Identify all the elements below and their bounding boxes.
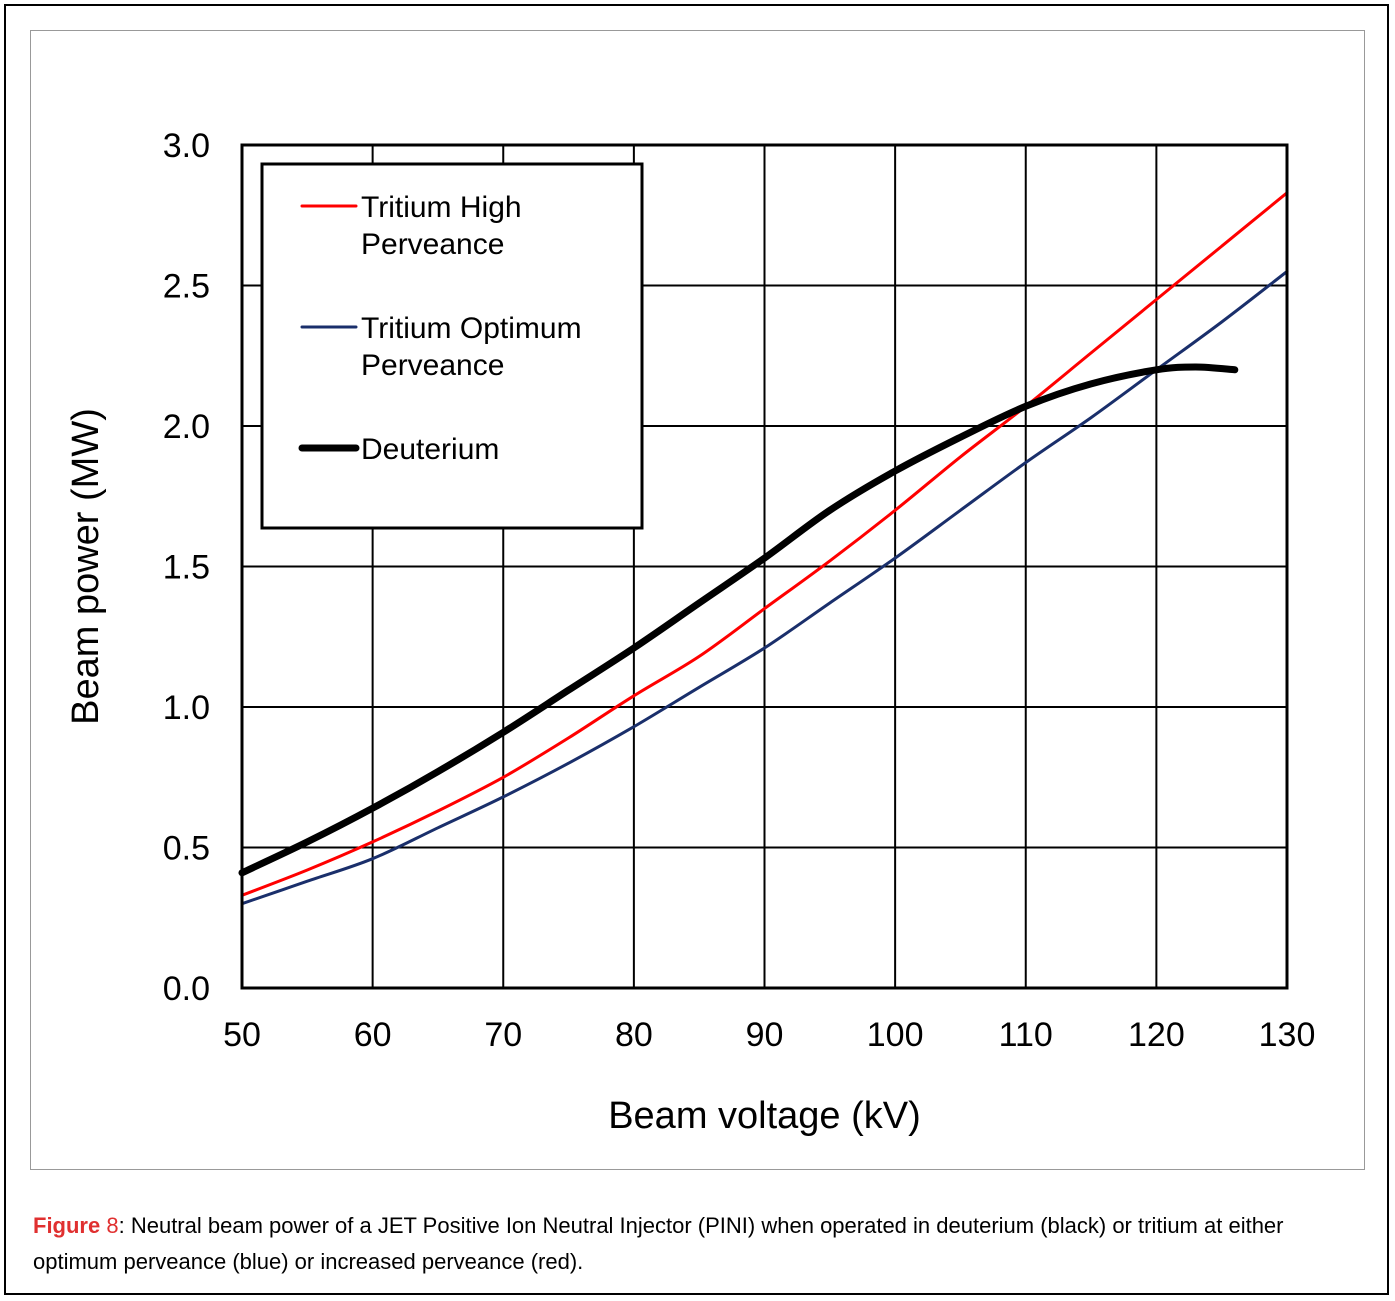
- series-lines: [238, 191, 1289, 906]
- series-line-tritium-optimum-perveance: [240, 270, 1289, 906]
- figure-box: [30, 30, 1365, 1170]
- legend-label: Tritium Optimum: [361, 312, 582, 345]
- series-line-deuterium: [238, 363, 1239, 877]
- beam-power-chart: Tritium High Perveance Tritium Optimum Perv…: [65, 127, 1316, 1137]
- y-tick-label: 1.5: [163, 549, 210, 587]
- x-tick-label: 100: [867, 1016, 924, 1054]
- legend-label: Deuterium: [361, 433, 499, 466]
- x-tick-label: 110: [999, 1016, 1053, 1054]
- y-axis-label: Beam power (MW): [65, 408, 107, 725]
- y-tick-label: 0.0: [163, 970, 210, 1008]
- figure-caption: Figure 8: Neutral beam power of a JET Po…: [33, 1208, 1373, 1280]
- y-tick-label: 2.0: [163, 408, 210, 446]
- x-tick-label: 60: [354, 1016, 392, 1054]
- x-tick-label: 130: [1259, 1016, 1316, 1054]
- legend-label: Perveance: [361, 349, 504, 382]
- series-line-tritium-high-perveance: [240, 191, 1289, 897]
- page-frame: [4, 4, 1389, 1295]
- x-tick-label: 70: [484, 1016, 522, 1054]
- caption-text: : Neutral beam power of a JET Positive I…: [33, 1213, 1284, 1274]
- y-tick-label: 1.0: [163, 689, 210, 727]
- tick-labels: 50 60 70 80 90 100 110 120 130 0.0 0.5 1.0 1.5 2.0 2.5…: [163, 127, 1316, 1054]
- x-tick-label: 120: [1128, 1016, 1185, 1054]
- x-tick-label: 90: [746, 1016, 784, 1054]
- legend-label: Tritium High: [361, 191, 522, 224]
- y-tick-label: 0.5: [163, 830, 210, 868]
- x-tick-label: 50: [223, 1016, 261, 1054]
- x-axis-label: Beam voltage (kV): [608, 1095, 921, 1137]
- legend-box: [260, 162, 644, 530]
- legend-label: Perveance: [361, 228, 504, 261]
- plot-border: [240, 143, 1289, 990]
- figure-label: Figure: [33, 1213, 101, 1238]
- figure-number: 8: [106, 1213, 119, 1238]
- x-tick-label: 80: [615, 1016, 653, 1054]
- y-tick-label: 2.5: [163, 268, 210, 306]
- y-tick-label: 3.0: [163, 127, 210, 165]
- legend: Tritium High Perveance Tritium Optimum Perv…: [260, 162, 644, 530]
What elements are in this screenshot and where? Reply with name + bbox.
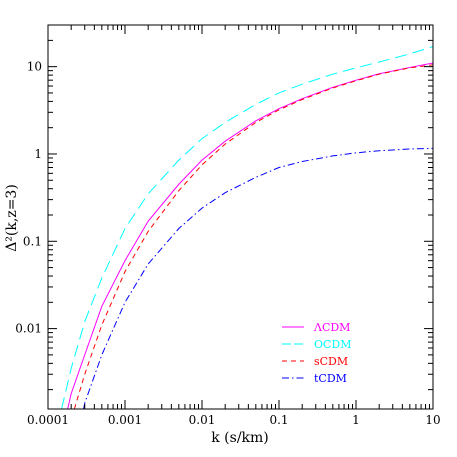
tick-labels-layer: 0.0001 0.001 0.01 0.1 1 10 0.01 0.1 1 10 [15, 60, 440, 427]
y-tick-label: 10 [27, 60, 42, 74]
series-line-OCDM [61, 46, 433, 409]
ticks-layer [47, 24, 434, 409]
series-line-sCDM [73, 64, 433, 409]
series-layer [61, 46, 433, 409]
legend-label: sCDM [314, 355, 348, 368]
y-axis-label: Δ²(k,z=3) [4, 184, 20, 252]
x-tick-label: 0.01 [189, 413, 216, 427]
series-line-tCDM [83, 147, 433, 409]
x-tick-label: 0.001 [108, 413, 142, 427]
y-tick-label: 0.01 [15, 322, 42, 336]
series-line-ΛCDM [67, 62, 433, 409]
legend: ΛCDM OCDM sCDM tCDM [282, 321, 352, 385]
x-axis-label: k (s/km) [211, 430, 269, 446]
y-tick-label: 0.1 [23, 234, 42, 248]
plot-frame [47, 24, 434, 410]
y-tick-label: 1 [34, 147, 42, 161]
legend-label: ΛCDM [313, 321, 350, 334]
legend-label: tCDM [314, 372, 347, 385]
x-tick-label: 1 [352, 413, 360, 427]
legend-label: OCDM [314, 338, 352, 351]
x-tick-label: 0.1 [269, 413, 288, 427]
x-tick-label: 0.0001 [27, 413, 69, 427]
x-tick-label: 10 [425, 413, 440, 427]
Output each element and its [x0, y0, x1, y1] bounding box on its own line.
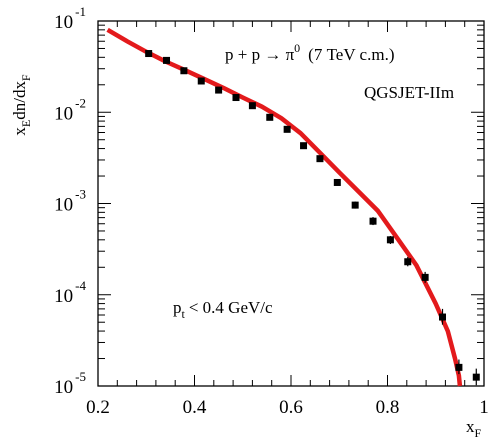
y-tick-base: 10 — [54, 103, 73, 124]
data-point — [369, 217, 377, 225]
data-point — [283, 125, 291, 133]
data-point — [351, 201, 359, 209]
reaction-suffix: (7 TeV c.m.) — [308, 45, 394, 64]
axis-ticks — [97, 21, 485, 387]
x-axis-label: xF — [466, 417, 482, 440]
y-tick-exponent: -5 — [75, 369, 86, 384]
data-point — [421, 273, 429, 281]
x-tick-label: 0.6 — [279, 397, 303, 418]
model-annotation: QGSJET-IIm — [364, 83, 454, 102]
y-tick-exponent: -4 — [75, 278, 86, 293]
y-axis-label-sub-f: F — [19, 74, 33, 81]
y-axis-label-x: x — [10, 127, 29, 136]
x-axis-label-sub: F — [475, 426, 482, 440]
data-point — [316, 155, 324, 163]
data-point — [197, 77, 205, 85]
data-point — [163, 56, 171, 64]
y-tick-base: 10 — [54, 12, 73, 33]
data-point — [333, 178, 341, 186]
y-tick-base: 10 — [54, 195, 73, 216]
y-tick-label: 10-2 — [54, 95, 86, 124]
y-axis-label-sub-e: E — [19, 120, 33, 127]
y-axis-label-mid: dn/dx — [10, 81, 29, 120]
data-point — [472, 373, 480, 381]
data-point — [248, 102, 256, 110]
data-point — [232, 94, 240, 102]
data-point — [439, 313, 447, 321]
data-point — [404, 258, 412, 266]
y-tick-base: 10 — [54, 286, 73, 307]
data-point — [266, 113, 274, 121]
cut-sub: t — [182, 307, 186, 321]
y-tick-exponent: -1 — [75, 4, 86, 19]
y-tick-base: 10 — [54, 377, 73, 398]
y-tick-label: 10-5 — [54, 369, 86, 398]
data-point — [386, 236, 394, 244]
reaction-sup: 0 — [294, 41, 300, 55]
data-point — [145, 50, 153, 58]
reaction-prefix: p + p → π — [225, 45, 295, 64]
data-point — [300, 142, 308, 150]
x-tick-label: 1 — [479, 397, 489, 418]
x-tick-label: 0.8 — [376, 397, 400, 418]
axis-tick-labels: 0.2 0.4 0.6 0.8 110-510-410-310-210-1 — [54, 4, 489, 418]
data-point — [215, 86, 223, 94]
data-points-layer — [145, 50, 480, 386]
reaction-annotation: p + p → π0 (7 TeV c.m.) — [225, 41, 394, 64]
cut-prefix: p — [173, 298, 182, 317]
y-tick-label: 10-4 — [54, 278, 86, 307]
x-tick-label: 0.2 — [86, 397, 110, 418]
y-tick-exponent: -3 — [75, 187, 86, 202]
y-axis-label: xEdn/dxF — [10, 74, 33, 136]
data-point — [180, 67, 188, 75]
y-tick-label: 10-3 — [54, 187, 86, 216]
x-tick-label: 0.4 — [183, 397, 207, 418]
cut-annotation: pt < 0.4 GeV/c — [173, 298, 273, 321]
y-tick-exponent: -2 — [75, 95, 86, 110]
cut-suffix: < 0.4 GeV/c — [189, 298, 273, 317]
data-point — [455, 363, 463, 371]
y-tick-label: 10-1 — [54, 4, 86, 33]
x-axis-label-main: x — [466, 417, 475, 436]
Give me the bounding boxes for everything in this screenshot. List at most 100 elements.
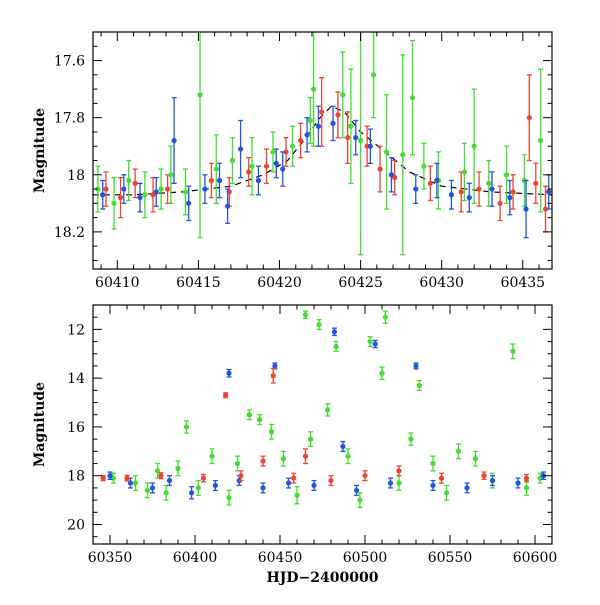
data-point-red <box>481 471 487 481</box>
point-marker <box>471 143 477 149</box>
point-marker <box>117 195 124 201</box>
x-tick-label: 60600 <box>513 550 558 566</box>
point-marker <box>195 485 201 491</box>
point-marker <box>208 177 214 184</box>
point-marker <box>144 487 150 493</box>
point-marker <box>507 195 513 201</box>
point-marker <box>325 407 331 413</box>
data-point-red <box>283 137 289 167</box>
point-marker <box>367 338 373 345</box>
y-tick-label: 18.2 <box>54 225 85 241</box>
data-point-red <box>458 171 464 213</box>
point-marker <box>408 436 414 442</box>
point-marker <box>421 163 427 169</box>
point-marker <box>330 120 336 126</box>
data-point-green <box>325 403 331 417</box>
data-point-green <box>234 455 241 472</box>
data-point-red <box>158 472 164 480</box>
data-point-green <box>268 423 275 440</box>
data-point-blue <box>107 471 113 481</box>
point-marker <box>223 392 229 398</box>
data-point-red <box>396 465 402 477</box>
point-marker <box>107 473 113 479</box>
data-point-red <box>238 470 244 482</box>
point-marker <box>340 443 346 450</box>
point-marker <box>331 329 337 335</box>
y-tick-label: 17.6 <box>54 54 85 70</box>
data-point-blue <box>523 179 529 239</box>
data-point-green <box>308 431 314 448</box>
point-marker <box>416 382 422 389</box>
data-point-red <box>165 174 171 204</box>
data-point-green <box>472 450 479 467</box>
data-point-blue <box>515 477 521 489</box>
point-marker <box>311 482 317 489</box>
point-marker <box>209 453 215 459</box>
data-point-red <box>392 159 398 196</box>
point-marker <box>515 480 521 486</box>
point-marker <box>182 189 189 195</box>
data-point-green <box>95 165 101 213</box>
data-point-blue <box>280 151 286 187</box>
bottom-panel-full-light-curve: 60350 60400 60450 60500 60550 60600 12 14 16 18 20… <box>32 304 558 586</box>
data-point-blue <box>340 440 346 452</box>
x-tick-label: 60500 <box>343 550 388 566</box>
data-point-blue <box>413 362 419 370</box>
point-marker <box>489 477 496 484</box>
point-marker <box>158 473 164 479</box>
data-point-green <box>461 142 468 202</box>
data-point-green <box>510 343 516 360</box>
data-point-green <box>142 171 148 219</box>
data-point-blue <box>189 486 195 500</box>
point-marker <box>158 186 164 192</box>
point-marker <box>340 92 346 98</box>
data-point-green <box>183 420 190 434</box>
data-point-red <box>335 91 341 139</box>
point-marker <box>434 177 440 184</box>
data-point-green <box>294 486 300 505</box>
point-marker <box>367 143 373 149</box>
point-marker <box>103 186 109 192</box>
data-point-red <box>124 474 130 482</box>
point-marker <box>111 200 117 206</box>
data-point-green <box>307 97 313 145</box>
point-marker <box>212 482 218 489</box>
data-point-blue <box>260 482 266 494</box>
point-marker <box>388 172 395 178</box>
point-marker <box>280 166 286 172</box>
data-point-green <box>357 492 363 509</box>
data-point-red <box>328 475 334 487</box>
data-point-blue <box>353 119 359 156</box>
point-marker <box>246 412 252 418</box>
data-point-red <box>117 176 124 219</box>
data-point-green <box>175 460 181 477</box>
data-point-green <box>182 168 189 216</box>
point-marker <box>238 473 244 479</box>
point-marker <box>400 152 406 158</box>
data-point-blue <box>226 368 232 378</box>
data-point-red <box>200 473 207 483</box>
series-red <box>100 367 530 487</box>
data-point-blue <box>489 171 495 207</box>
data-point-blue <box>216 162 223 199</box>
data-point-green <box>197 32 203 239</box>
data-layer <box>93 32 552 256</box>
x-axis-title: HJD−2400000 <box>267 570 379 586</box>
point-marker <box>270 373 276 379</box>
point-marker <box>476 186 482 192</box>
data-point-green <box>168 145 174 204</box>
data-point-red <box>510 174 516 210</box>
point-marker <box>533 180 539 186</box>
data-point-blue <box>304 117 310 153</box>
data-point-green <box>111 176 117 230</box>
point-marker <box>200 475 207 481</box>
data-point-red <box>208 162 214 199</box>
y-tick-label: 16 <box>67 420 85 436</box>
data-point-red <box>246 156 252 187</box>
y-axis-title: Magnitude <box>32 108 48 193</box>
series-red <box>103 74 549 233</box>
point-marker <box>285 480 292 486</box>
point-marker <box>307 117 313 124</box>
point-marker <box>464 485 470 491</box>
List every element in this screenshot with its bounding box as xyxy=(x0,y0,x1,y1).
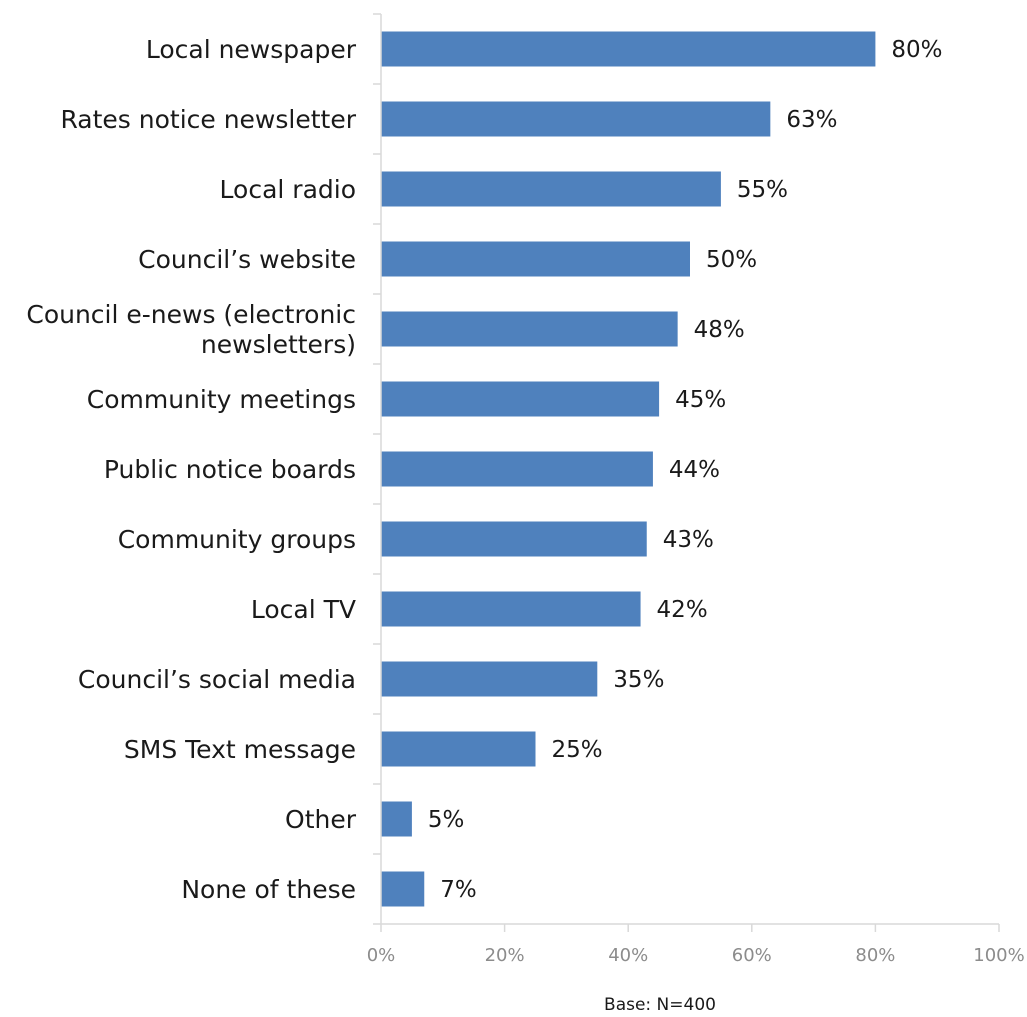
data-label: 5% xyxy=(428,807,465,833)
bar xyxy=(381,381,660,417)
bar xyxy=(381,871,425,907)
category-label-line: Public notice boards xyxy=(104,455,356,484)
category-label-line: Council’s website xyxy=(138,245,356,274)
x-tick-labels-group: 0% 20% 40% 60% 80% 100% xyxy=(367,945,1025,966)
category-label: SMS Text message xyxy=(124,735,356,764)
category-label: Council’s social media xyxy=(78,665,356,694)
data-label: 50% xyxy=(706,247,757,273)
category-label: Local TV xyxy=(251,595,356,624)
bar xyxy=(381,591,641,627)
data-label: 80% xyxy=(891,37,942,63)
category-label-line: Other xyxy=(285,805,357,834)
x-tick-label: 20% xyxy=(485,945,525,966)
data-label: 7% xyxy=(440,877,477,903)
category-label-line: Local TV xyxy=(251,595,356,624)
category-label: Public notice boards xyxy=(104,455,356,484)
bars-group xyxy=(381,31,876,907)
category-label: Local radio xyxy=(220,175,356,204)
category-label-line: None of these xyxy=(181,875,356,904)
bar xyxy=(381,661,598,697)
category-label-line: Community meetings xyxy=(87,385,356,414)
category-label-line: Council’s social media xyxy=(78,665,356,694)
bar xyxy=(381,801,412,837)
data-labels-group: 80% 63% 55% 50% 48% 45% 44% 43% 42% 35% 25% 5% 7% xyxy=(428,37,943,903)
category-label-line: Community groups xyxy=(118,525,356,554)
x-tick-label: 0% xyxy=(367,945,396,966)
x-tick-label: 40% xyxy=(608,945,648,966)
category-label: None of these xyxy=(181,875,356,904)
data-label: 45% xyxy=(675,387,726,413)
data-label: 25% xyxy=(552,737,603,763)
data-label: 43% xyxy=(663,527,714,553)
axes-group xyxy=(373,13,1000,932)
category-label-line: Council e-news (electronic xyxy=(26,300,356,329)
category-label-line: Local radio xyxy=(220,175,356,204)
category-label: Community meetings xyxy=(87,385,356,414)
bar xyxy=(381,311,678,347)
bar xyxy=(381,451,653,487)
data-label: 44% xyxy=(669,457,720,483)
data-label: 42% xyxy=(657,597,708,623)
data-label: 48% xyxy=(694,317,745,343)
category-label-line: SMS Text message xyxy=(124,735,356,764)
bar xyxy=(381,731,536,767)
category-label-line: newsletters) xyxy=(201,330,356,359)
category-label: Council e-news (electronic newsletters) xyxy=(26,300,356,359)
category-label: Council’s website xyxy=(138,245,356,274)
bar xyxy=(381,241,690,277)
data-label: 35% xyxy=(613,667,664,693)
x-tick-label: 100% xyxy=(973,945,1024,966)
category-labels-group: Local newspaper Rates notice newsletter Lo… xyxy=(26,35,356,904)
category-label: Rates notice newsletter xyxy=(60,105,356,134)
category-label-line: Rates notice newsletter xyxy=(60,105,356,134)
category-label: Local newspaper xyxy=(146,35,357,64)
bar xyxy=(381,31,876,67)
data-label: 55% xyxy=(737,177,788,203)
base-note: Base: N=400 xyxy=(604,995,716,1015)
bar xyxy=(381,101,771,137)
category-label-line: Local newspaper xyxy=(146,35,357,64)
data-label: 63% xyxy=(786,107,837,133)
category-label: Community groups xyxy=(118,525,356,554)
x-tick-label: 60% xyxy=(732,945,772,966)
bar xyxy=(381,171,721,207)
category-label: Other xyxy=(285,805,357,834)
bar xyxy=(381,521,647,557)
x-tick-label: 80% xyxy=(855,945,895,966)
= = =
◆ Exercise description:
Duplicate the material starting at the line that contains "data-point-red <box>481 471 487 481</box>" and ending after the line that contains "point-marker <box>325 407 331 413</box>", including both of those lines.

◆ Answer to the problem:
data-point-red <box>481 471 487 481</box>
point-marker <box>471 143 477 149</box>
point-marker <box>117 195 124 201</box>
x-tick-label: 60600 <box>513 550 558 566</box>
point-marker <box>195 485 201 491</box>
point-marker <box>208 177 214 184</box>
point-marker <box>144 487 150 493</box>
point-marker <box>507 195 513 201</box>
point-marker <box>325 407 331 413</box>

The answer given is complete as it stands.